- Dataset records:
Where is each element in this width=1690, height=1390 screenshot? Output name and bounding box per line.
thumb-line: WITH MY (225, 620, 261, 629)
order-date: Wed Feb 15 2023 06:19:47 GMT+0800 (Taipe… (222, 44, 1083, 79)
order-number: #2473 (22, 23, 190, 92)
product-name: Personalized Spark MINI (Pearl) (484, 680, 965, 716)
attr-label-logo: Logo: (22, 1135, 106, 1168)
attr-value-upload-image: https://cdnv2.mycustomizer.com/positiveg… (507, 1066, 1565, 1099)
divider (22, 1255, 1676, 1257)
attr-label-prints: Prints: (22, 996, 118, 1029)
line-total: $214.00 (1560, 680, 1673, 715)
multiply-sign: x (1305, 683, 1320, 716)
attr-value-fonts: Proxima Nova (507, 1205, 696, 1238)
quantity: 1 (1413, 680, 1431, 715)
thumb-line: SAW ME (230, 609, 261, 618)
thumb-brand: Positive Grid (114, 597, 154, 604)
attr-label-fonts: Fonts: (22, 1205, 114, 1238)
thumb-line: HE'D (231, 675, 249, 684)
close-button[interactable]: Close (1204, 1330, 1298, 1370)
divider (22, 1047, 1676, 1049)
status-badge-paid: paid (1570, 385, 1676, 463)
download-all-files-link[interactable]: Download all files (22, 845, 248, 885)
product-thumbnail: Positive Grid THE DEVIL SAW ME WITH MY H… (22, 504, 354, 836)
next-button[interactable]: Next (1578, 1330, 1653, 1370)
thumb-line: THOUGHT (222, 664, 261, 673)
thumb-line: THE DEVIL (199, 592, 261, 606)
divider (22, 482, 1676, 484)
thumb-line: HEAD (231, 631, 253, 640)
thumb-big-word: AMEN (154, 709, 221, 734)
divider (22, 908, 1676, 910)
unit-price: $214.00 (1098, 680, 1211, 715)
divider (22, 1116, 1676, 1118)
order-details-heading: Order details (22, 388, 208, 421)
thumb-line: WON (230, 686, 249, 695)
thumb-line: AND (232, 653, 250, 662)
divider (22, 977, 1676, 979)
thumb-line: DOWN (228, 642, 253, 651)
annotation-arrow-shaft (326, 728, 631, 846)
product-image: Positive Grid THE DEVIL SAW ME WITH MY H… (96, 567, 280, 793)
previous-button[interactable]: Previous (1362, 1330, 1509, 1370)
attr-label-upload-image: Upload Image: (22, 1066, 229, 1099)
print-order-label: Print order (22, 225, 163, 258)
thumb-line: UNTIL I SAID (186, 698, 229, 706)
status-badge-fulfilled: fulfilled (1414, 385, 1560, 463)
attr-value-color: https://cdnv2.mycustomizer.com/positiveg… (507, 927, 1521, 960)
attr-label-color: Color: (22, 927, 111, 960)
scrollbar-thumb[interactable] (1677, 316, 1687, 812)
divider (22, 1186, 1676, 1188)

--

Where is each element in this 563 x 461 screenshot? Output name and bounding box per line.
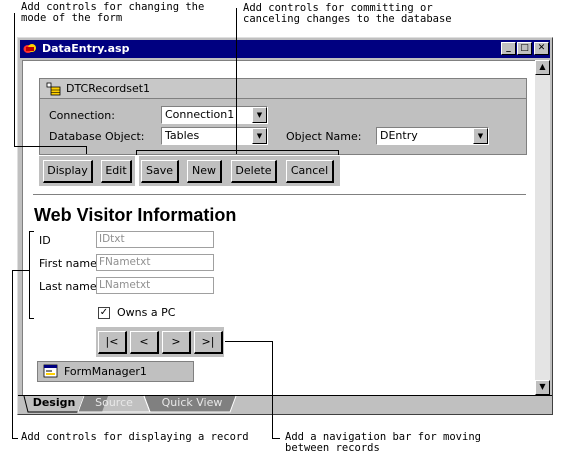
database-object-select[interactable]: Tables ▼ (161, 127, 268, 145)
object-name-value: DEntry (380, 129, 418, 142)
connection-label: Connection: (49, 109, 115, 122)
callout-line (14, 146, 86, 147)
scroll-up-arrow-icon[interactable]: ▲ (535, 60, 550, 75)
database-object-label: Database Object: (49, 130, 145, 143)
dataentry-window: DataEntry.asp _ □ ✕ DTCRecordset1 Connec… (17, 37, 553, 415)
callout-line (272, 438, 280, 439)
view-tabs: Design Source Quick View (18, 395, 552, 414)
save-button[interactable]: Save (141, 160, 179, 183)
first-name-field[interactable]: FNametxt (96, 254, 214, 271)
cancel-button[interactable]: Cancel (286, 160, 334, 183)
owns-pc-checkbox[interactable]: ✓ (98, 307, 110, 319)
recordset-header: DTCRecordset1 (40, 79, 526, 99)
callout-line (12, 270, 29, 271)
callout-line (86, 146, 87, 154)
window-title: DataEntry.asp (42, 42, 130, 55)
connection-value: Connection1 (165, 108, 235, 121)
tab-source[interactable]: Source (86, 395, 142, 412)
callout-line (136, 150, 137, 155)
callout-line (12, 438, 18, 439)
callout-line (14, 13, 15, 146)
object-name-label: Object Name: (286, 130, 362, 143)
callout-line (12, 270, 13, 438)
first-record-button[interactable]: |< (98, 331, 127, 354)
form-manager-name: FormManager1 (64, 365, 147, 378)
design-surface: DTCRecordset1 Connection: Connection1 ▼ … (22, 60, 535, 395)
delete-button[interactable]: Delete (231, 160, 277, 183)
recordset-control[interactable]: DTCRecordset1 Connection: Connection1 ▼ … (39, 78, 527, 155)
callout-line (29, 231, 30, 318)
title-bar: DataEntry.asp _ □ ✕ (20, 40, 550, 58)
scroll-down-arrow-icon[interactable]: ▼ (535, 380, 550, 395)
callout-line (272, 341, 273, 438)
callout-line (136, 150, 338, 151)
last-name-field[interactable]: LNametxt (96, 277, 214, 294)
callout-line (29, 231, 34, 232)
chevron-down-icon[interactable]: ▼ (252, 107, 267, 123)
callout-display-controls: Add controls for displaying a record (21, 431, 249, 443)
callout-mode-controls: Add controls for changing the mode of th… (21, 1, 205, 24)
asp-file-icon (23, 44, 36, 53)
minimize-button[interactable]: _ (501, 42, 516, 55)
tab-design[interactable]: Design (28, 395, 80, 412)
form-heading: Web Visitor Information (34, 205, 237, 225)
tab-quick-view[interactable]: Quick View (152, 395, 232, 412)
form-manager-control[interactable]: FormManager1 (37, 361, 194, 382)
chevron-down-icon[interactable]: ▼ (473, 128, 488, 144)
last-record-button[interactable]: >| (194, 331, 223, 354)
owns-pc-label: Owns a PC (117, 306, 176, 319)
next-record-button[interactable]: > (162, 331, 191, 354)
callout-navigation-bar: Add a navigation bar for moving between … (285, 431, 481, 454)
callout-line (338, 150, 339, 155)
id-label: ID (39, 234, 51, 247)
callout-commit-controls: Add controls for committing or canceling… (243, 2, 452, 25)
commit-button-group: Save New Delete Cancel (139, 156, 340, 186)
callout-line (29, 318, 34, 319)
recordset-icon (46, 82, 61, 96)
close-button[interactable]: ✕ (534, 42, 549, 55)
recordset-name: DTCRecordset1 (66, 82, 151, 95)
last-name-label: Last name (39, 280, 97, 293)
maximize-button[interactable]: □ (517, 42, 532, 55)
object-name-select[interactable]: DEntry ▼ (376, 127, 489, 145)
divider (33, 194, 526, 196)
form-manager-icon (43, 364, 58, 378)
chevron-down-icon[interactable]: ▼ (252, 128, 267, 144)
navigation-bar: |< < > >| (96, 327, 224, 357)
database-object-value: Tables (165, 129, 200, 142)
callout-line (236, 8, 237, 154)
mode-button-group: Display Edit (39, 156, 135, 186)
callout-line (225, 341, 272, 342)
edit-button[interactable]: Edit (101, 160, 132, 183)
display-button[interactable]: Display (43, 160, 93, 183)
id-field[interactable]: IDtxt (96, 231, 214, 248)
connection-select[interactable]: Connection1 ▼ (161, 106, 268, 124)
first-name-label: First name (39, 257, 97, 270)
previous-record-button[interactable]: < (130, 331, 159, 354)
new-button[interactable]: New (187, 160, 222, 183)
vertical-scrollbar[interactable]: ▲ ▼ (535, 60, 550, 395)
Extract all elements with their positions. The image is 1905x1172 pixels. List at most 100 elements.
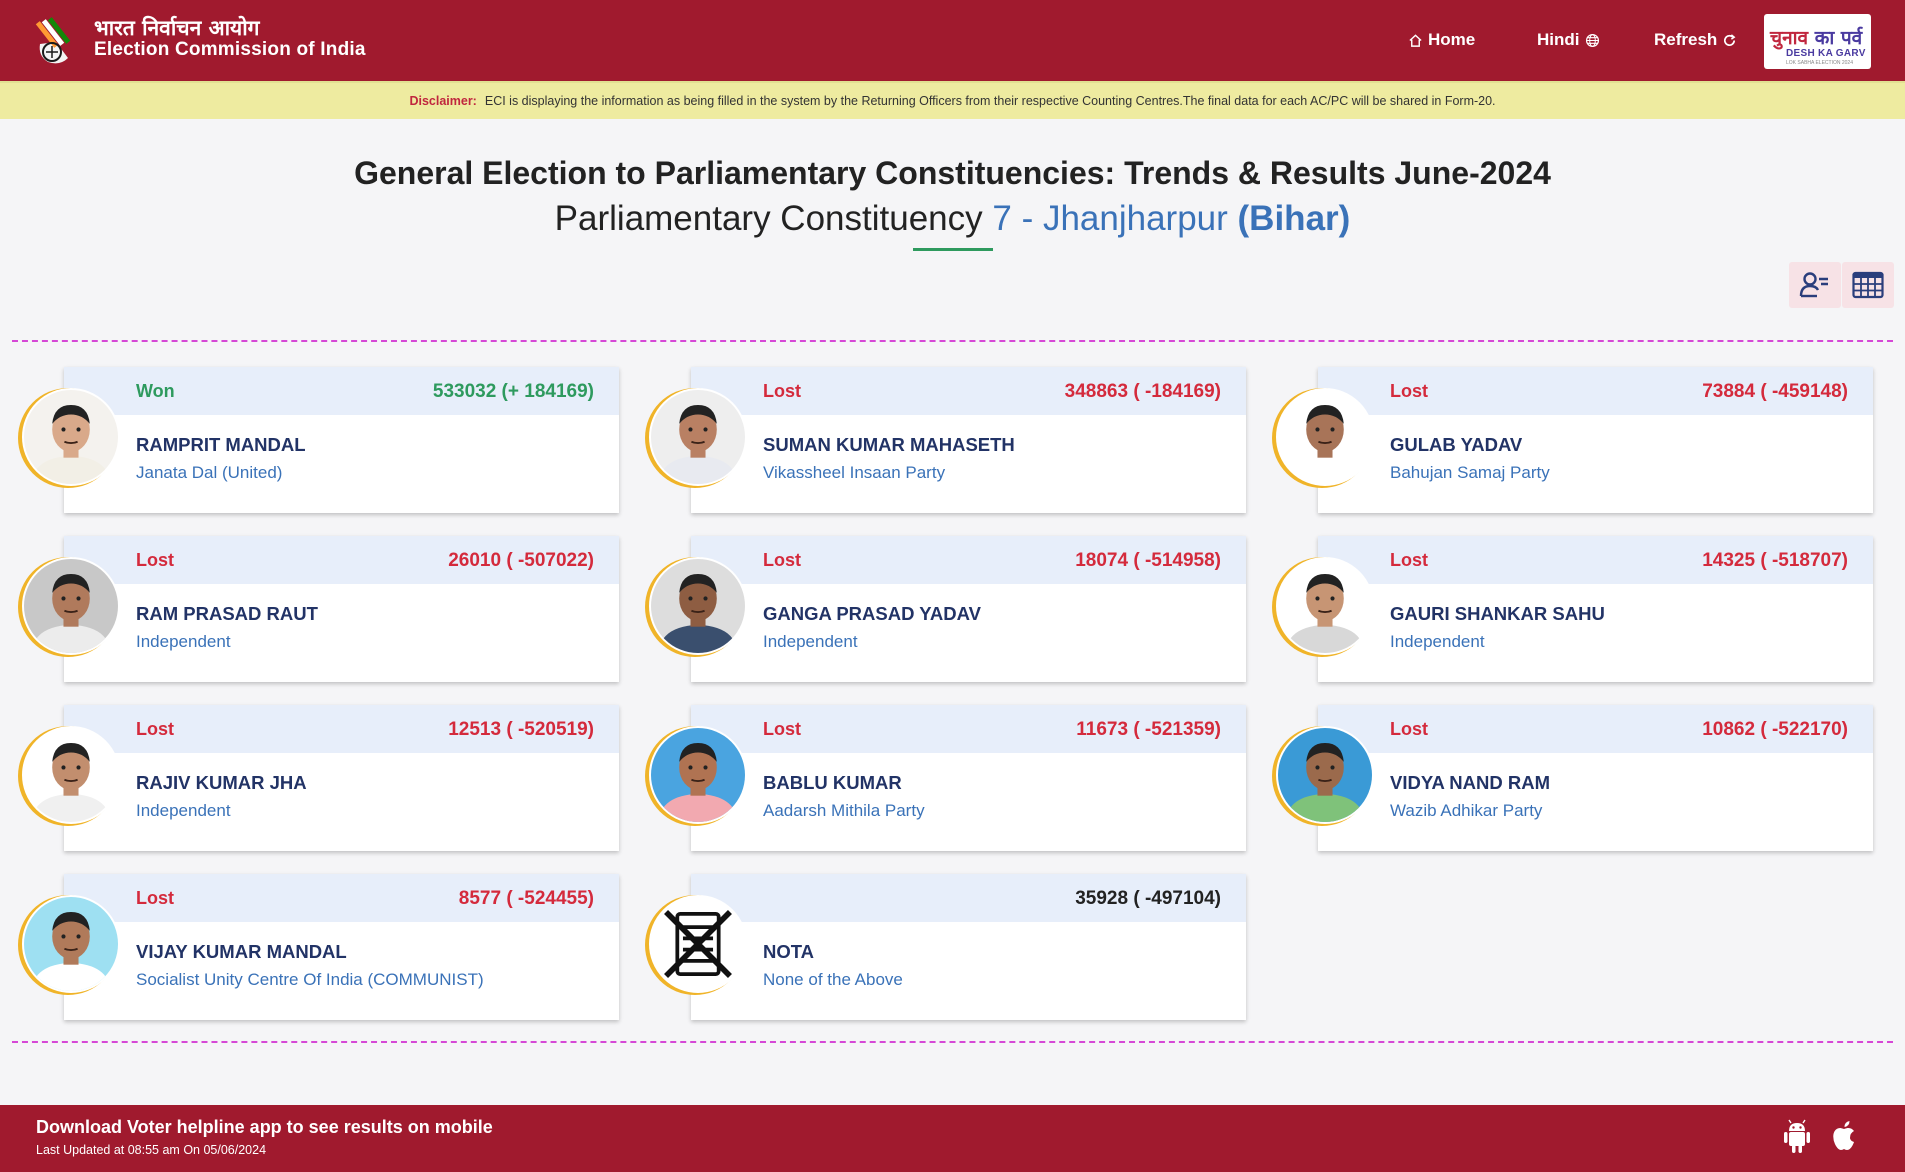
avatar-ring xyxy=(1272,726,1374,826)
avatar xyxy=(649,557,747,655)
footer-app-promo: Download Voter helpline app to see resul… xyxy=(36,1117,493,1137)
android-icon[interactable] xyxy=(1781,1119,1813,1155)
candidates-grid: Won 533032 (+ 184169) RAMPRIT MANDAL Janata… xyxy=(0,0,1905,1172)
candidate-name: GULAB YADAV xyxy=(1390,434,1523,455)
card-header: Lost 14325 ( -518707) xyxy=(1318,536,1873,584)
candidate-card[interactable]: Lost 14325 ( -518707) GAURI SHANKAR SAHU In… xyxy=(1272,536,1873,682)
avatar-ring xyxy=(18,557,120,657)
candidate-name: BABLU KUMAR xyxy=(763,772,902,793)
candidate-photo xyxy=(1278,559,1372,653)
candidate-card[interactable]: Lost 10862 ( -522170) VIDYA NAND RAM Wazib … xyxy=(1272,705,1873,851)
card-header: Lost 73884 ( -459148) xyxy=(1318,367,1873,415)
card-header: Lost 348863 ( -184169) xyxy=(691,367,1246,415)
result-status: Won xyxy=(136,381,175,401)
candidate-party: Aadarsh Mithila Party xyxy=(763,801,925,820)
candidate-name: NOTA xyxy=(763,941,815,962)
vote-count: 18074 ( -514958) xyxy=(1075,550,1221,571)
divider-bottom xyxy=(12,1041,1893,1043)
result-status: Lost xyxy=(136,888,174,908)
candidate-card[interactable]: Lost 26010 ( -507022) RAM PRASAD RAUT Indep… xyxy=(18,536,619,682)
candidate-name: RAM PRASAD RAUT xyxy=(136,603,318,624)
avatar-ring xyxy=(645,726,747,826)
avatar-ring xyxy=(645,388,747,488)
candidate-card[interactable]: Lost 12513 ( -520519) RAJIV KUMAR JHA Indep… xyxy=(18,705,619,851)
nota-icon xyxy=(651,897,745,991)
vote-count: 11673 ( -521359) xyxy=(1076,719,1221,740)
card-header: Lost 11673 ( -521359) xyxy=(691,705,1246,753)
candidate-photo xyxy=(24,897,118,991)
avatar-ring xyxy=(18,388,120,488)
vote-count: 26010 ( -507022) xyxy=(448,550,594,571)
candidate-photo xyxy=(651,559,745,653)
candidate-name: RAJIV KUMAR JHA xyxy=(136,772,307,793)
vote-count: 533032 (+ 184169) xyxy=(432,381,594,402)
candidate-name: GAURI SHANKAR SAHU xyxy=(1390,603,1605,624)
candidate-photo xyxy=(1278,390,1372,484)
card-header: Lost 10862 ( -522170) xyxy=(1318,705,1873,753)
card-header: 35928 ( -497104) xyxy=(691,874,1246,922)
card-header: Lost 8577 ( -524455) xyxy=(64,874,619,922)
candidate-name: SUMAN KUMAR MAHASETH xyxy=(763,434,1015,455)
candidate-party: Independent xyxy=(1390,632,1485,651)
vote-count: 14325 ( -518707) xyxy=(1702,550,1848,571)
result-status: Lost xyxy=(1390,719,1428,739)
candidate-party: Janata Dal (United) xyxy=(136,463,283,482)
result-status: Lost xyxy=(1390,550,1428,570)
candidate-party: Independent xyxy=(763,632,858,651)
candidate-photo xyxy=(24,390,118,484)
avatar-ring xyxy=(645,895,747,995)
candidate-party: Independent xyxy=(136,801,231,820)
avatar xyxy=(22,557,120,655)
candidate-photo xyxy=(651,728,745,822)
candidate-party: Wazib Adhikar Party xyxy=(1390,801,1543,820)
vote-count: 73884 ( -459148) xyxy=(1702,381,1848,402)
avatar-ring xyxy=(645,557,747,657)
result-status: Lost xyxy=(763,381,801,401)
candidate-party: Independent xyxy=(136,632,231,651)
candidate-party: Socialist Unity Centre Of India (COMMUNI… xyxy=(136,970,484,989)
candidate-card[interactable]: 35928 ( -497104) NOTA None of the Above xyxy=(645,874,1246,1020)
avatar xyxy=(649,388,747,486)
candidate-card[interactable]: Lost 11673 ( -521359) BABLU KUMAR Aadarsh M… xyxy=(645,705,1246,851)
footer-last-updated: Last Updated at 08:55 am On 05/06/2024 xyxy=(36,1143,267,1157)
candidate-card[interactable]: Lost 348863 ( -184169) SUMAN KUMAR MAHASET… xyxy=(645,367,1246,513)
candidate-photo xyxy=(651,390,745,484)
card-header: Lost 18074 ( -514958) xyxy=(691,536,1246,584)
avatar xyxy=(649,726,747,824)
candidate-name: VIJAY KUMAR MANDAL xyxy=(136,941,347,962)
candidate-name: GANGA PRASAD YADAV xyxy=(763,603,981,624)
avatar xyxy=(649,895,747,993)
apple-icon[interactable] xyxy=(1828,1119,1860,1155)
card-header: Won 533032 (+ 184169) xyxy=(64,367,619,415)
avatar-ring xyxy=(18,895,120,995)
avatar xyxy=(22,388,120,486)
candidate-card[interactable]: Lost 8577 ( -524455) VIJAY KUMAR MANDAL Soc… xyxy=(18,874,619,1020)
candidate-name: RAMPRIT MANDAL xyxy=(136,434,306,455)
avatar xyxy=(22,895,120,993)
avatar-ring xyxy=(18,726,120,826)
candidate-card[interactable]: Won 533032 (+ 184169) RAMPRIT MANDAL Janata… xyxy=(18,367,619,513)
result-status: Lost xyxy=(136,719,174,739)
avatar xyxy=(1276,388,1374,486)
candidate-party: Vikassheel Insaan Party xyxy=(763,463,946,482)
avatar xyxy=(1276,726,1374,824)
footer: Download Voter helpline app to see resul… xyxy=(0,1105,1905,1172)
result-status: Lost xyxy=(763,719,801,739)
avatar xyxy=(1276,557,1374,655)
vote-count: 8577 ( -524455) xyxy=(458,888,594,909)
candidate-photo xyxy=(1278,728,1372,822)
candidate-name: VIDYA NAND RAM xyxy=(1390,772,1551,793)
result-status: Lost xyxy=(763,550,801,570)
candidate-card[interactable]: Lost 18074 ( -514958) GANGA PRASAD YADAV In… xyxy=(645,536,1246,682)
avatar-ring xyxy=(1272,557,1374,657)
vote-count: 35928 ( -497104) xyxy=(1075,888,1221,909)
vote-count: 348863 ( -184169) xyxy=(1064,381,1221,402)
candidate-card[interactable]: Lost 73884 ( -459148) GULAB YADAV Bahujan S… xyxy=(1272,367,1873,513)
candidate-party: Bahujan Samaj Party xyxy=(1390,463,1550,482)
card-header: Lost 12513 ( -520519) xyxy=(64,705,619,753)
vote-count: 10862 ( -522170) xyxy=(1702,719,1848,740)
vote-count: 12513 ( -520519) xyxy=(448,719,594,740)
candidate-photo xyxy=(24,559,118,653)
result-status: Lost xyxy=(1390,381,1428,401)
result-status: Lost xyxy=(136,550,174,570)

- EXERCISE DIRECTIONS:
In the material, start at the line that contains "database-object-select[interactable]: Tables ▼" and end with the line that contains "dataentry-window: DataEntry.asp _". Rewrite those lines with "callout-line" changed to "leader-line" and nothing else altered.

- THE RESPONSE:
database-object-select[interactable]: Tables ▼ (161, 127, 268, 145)
object-name-value: DEntry (380, 129, 418, 142)
connection-label: Connection: (49, 109, 115, 122)
leader-line (14, 146, 86, 147)
scroll-up-arrow-icon[interactable]: ▲ (535, 60, 550, 75)
database-object-label: Database Object: (49, 130, 145, 143)
dataentry-window: DataEntry.asp _ □ ✕ DTCRecordset1 Connec… (17, 37, 553, 415)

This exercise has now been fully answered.